**Set problem**
Count, in the entries below, the lines in which "title" occurs. Give the number, nothing more.

**Task input**
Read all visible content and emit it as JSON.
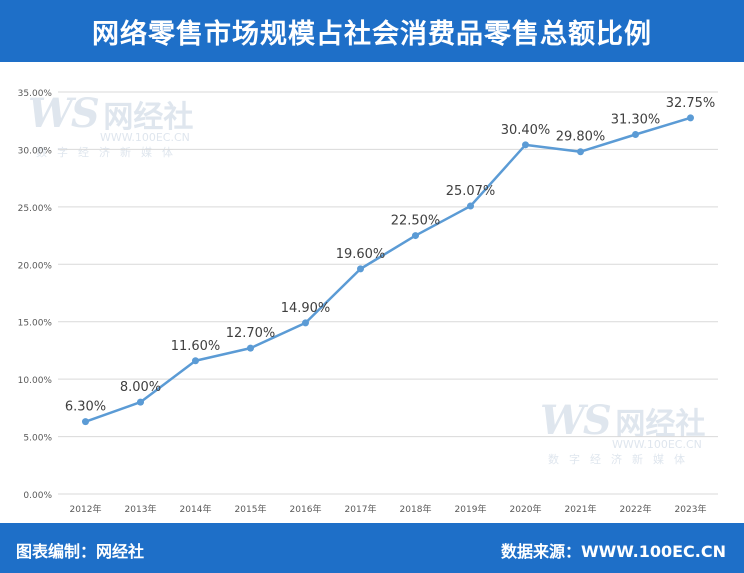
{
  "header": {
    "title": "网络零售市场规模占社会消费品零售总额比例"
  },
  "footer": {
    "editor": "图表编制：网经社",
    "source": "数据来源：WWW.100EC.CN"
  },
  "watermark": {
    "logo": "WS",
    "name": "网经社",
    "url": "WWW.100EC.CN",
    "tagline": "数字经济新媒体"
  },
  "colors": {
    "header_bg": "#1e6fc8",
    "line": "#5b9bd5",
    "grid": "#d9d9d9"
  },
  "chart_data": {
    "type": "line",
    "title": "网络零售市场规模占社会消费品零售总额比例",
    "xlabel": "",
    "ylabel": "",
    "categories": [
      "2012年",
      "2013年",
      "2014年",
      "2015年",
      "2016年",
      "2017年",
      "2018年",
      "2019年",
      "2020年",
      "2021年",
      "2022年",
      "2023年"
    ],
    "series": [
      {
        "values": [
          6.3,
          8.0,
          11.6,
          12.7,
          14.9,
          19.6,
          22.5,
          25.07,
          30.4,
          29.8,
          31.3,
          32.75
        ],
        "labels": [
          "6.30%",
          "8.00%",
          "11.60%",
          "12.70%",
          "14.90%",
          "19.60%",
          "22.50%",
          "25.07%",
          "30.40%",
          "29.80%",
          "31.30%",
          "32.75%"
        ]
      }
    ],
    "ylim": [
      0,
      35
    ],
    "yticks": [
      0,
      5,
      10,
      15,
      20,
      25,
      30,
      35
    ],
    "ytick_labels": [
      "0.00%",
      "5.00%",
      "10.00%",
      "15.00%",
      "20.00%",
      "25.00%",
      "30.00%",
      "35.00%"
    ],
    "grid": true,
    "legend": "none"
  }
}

**Worked solution**
2